Requirement: Collect every line of the records below that contains the word "предназначенный".
=-=-=
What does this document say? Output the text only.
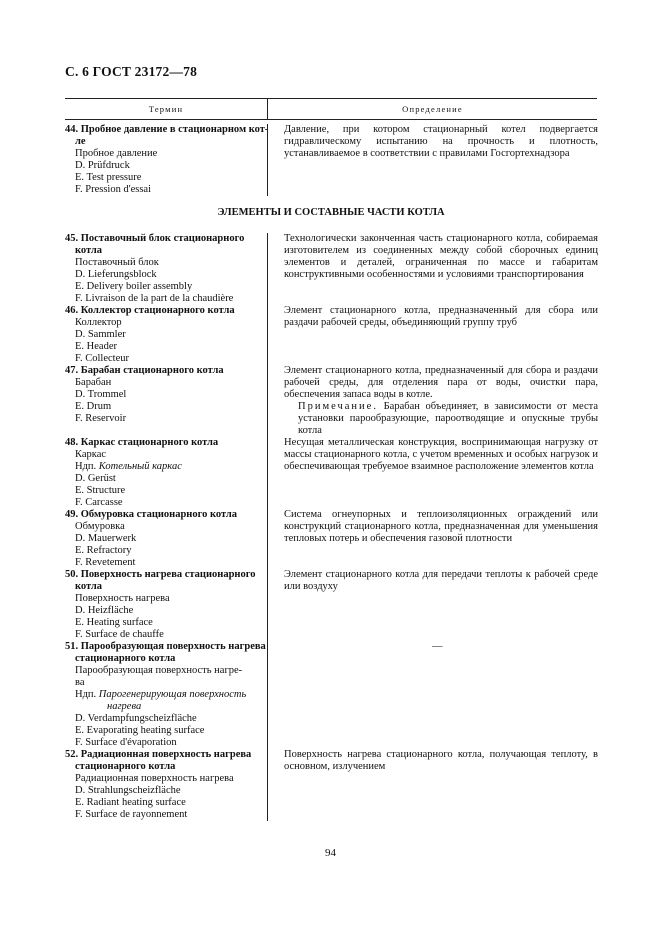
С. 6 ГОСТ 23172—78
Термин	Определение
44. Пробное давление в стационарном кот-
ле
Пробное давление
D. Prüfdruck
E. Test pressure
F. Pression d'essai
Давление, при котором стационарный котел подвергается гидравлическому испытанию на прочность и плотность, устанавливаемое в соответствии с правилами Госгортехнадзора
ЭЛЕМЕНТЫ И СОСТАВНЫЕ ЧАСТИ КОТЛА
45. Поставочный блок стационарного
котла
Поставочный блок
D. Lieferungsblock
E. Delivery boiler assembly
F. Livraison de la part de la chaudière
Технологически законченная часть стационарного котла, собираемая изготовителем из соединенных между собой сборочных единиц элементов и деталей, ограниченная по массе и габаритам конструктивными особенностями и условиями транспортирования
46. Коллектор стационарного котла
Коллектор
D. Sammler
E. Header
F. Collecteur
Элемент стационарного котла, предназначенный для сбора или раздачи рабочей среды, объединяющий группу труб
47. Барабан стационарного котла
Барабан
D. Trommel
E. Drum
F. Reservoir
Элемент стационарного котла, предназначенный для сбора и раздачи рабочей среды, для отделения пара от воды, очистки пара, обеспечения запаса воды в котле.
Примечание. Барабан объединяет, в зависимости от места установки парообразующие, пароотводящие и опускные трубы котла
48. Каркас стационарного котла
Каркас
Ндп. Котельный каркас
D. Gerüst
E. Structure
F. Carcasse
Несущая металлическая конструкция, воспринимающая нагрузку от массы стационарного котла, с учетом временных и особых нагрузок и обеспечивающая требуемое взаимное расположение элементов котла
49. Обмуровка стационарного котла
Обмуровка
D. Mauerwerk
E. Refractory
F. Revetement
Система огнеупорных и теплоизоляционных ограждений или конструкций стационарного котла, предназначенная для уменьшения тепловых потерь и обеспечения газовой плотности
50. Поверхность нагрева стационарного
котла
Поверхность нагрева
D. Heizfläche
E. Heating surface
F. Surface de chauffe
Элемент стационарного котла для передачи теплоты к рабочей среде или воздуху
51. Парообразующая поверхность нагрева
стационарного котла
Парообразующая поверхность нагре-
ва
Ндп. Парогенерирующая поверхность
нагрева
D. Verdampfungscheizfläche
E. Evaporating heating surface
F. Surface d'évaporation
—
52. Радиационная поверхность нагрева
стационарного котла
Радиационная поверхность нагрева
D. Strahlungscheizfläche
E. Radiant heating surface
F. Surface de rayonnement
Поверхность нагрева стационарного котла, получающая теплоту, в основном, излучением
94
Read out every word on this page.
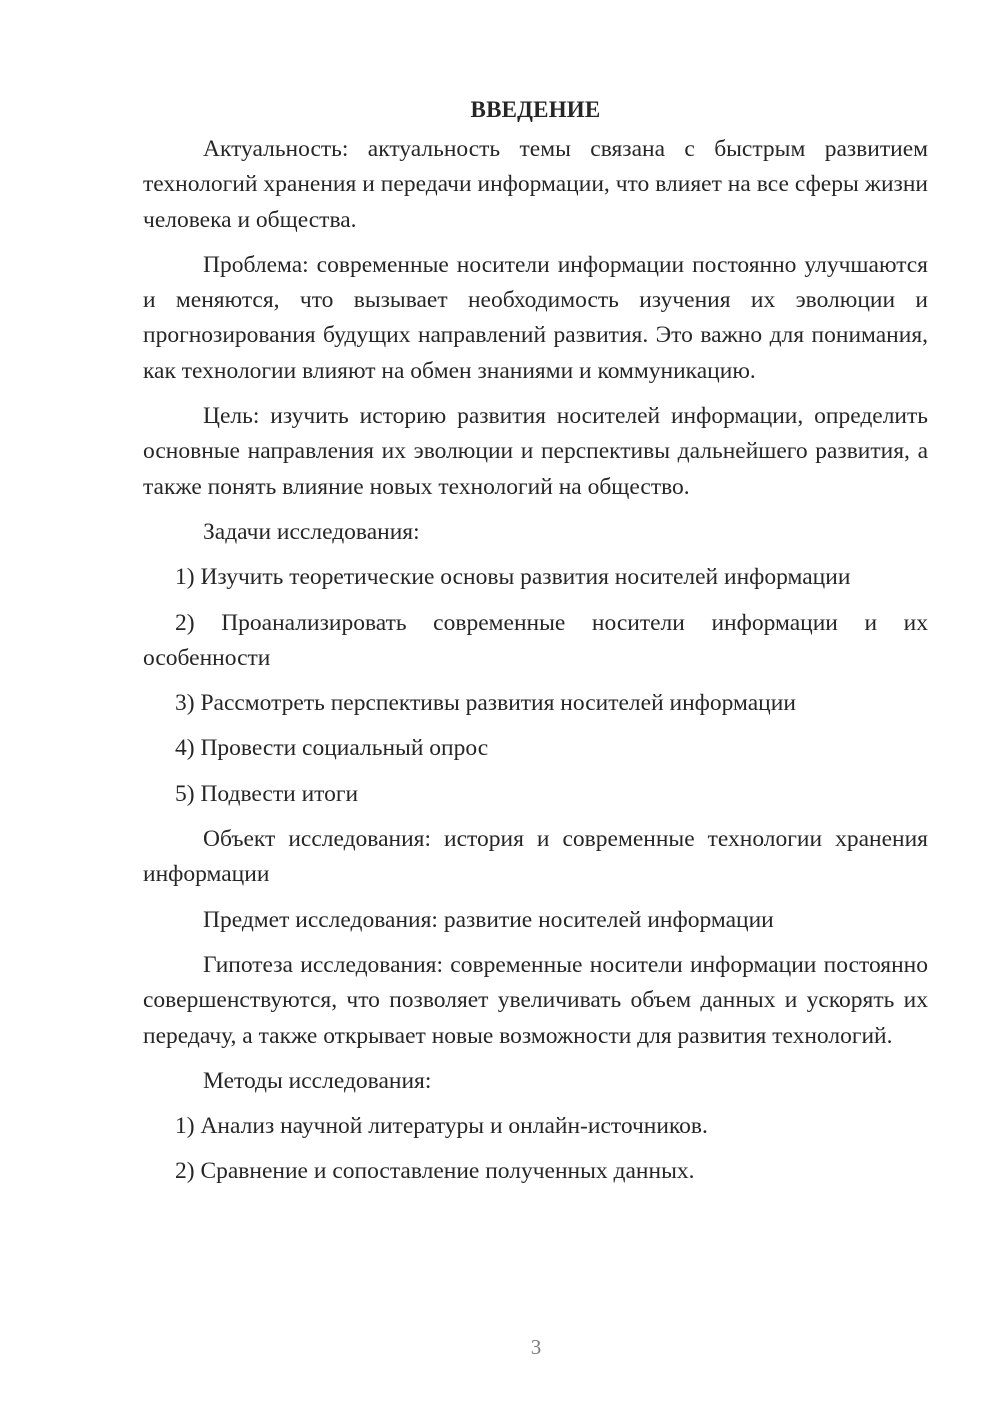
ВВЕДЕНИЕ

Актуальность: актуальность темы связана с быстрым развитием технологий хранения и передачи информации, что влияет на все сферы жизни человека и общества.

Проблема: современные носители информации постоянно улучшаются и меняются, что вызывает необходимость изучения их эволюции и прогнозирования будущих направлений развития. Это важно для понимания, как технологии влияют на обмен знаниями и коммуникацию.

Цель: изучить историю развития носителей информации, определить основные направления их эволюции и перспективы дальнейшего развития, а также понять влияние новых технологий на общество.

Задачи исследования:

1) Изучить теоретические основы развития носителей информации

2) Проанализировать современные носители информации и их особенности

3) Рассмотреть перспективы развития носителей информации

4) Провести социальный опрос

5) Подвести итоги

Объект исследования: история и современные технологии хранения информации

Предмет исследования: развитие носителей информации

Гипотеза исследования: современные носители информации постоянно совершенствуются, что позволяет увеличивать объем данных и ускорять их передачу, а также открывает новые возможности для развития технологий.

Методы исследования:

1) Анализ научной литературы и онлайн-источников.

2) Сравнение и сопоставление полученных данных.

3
=-=-=
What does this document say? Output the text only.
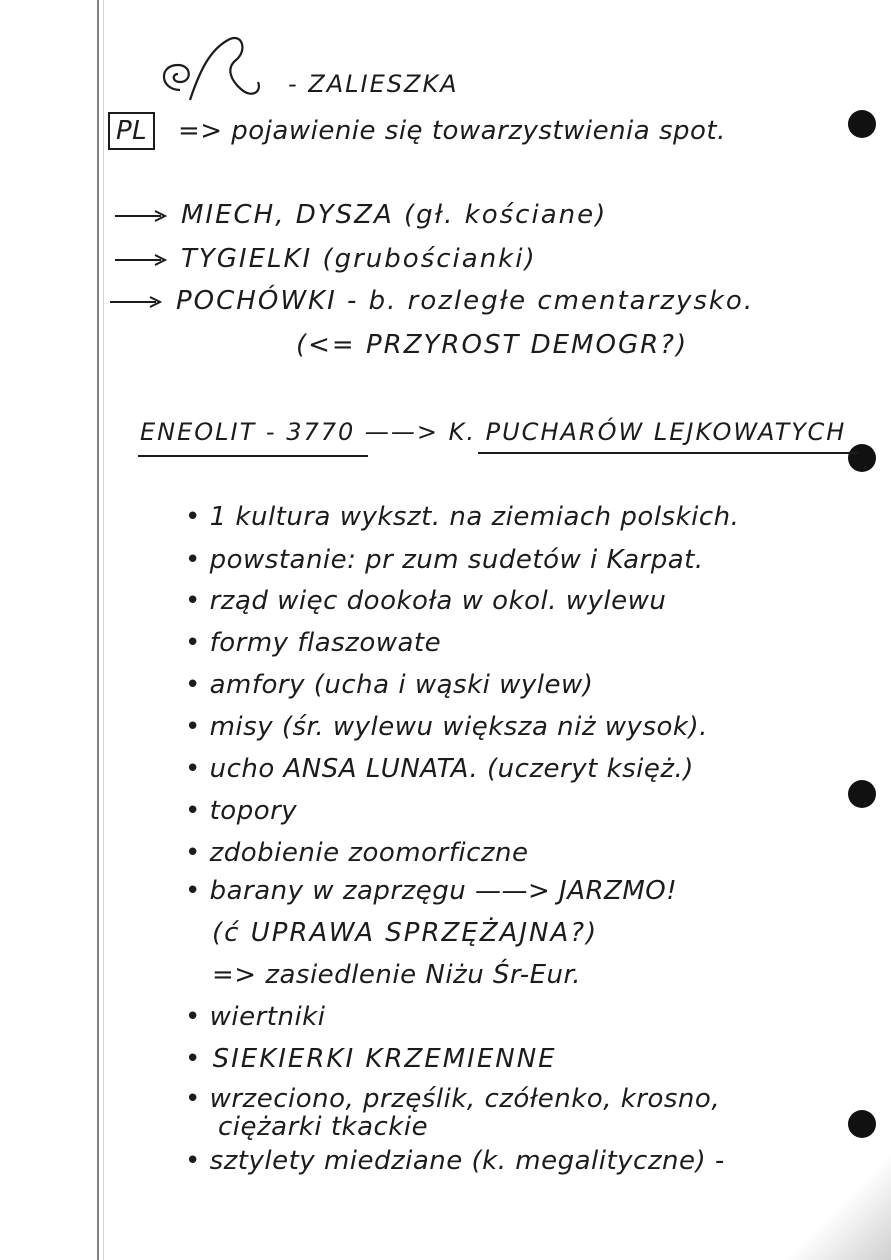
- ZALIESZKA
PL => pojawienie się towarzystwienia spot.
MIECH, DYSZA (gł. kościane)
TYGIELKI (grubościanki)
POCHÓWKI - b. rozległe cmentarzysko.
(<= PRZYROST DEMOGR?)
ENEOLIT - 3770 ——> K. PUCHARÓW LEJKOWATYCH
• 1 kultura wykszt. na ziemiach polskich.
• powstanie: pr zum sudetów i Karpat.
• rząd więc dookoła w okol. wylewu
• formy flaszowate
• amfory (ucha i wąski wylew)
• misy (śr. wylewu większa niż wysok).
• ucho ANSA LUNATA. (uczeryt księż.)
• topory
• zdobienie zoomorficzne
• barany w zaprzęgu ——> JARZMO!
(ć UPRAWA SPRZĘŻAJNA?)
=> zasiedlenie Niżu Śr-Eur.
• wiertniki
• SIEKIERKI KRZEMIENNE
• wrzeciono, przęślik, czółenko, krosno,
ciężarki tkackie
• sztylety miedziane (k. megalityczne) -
=-=-=
Written response:
Элемент стационарного котла, предназначенный для сбора или раздачи рабочей среды, объединяющий группу труб
Элемент стационарного котла, предназначенный для сбора и раздачи рабочей среды, для отделения пара от воды, очистки пара, обеспечения запаса воды в котле.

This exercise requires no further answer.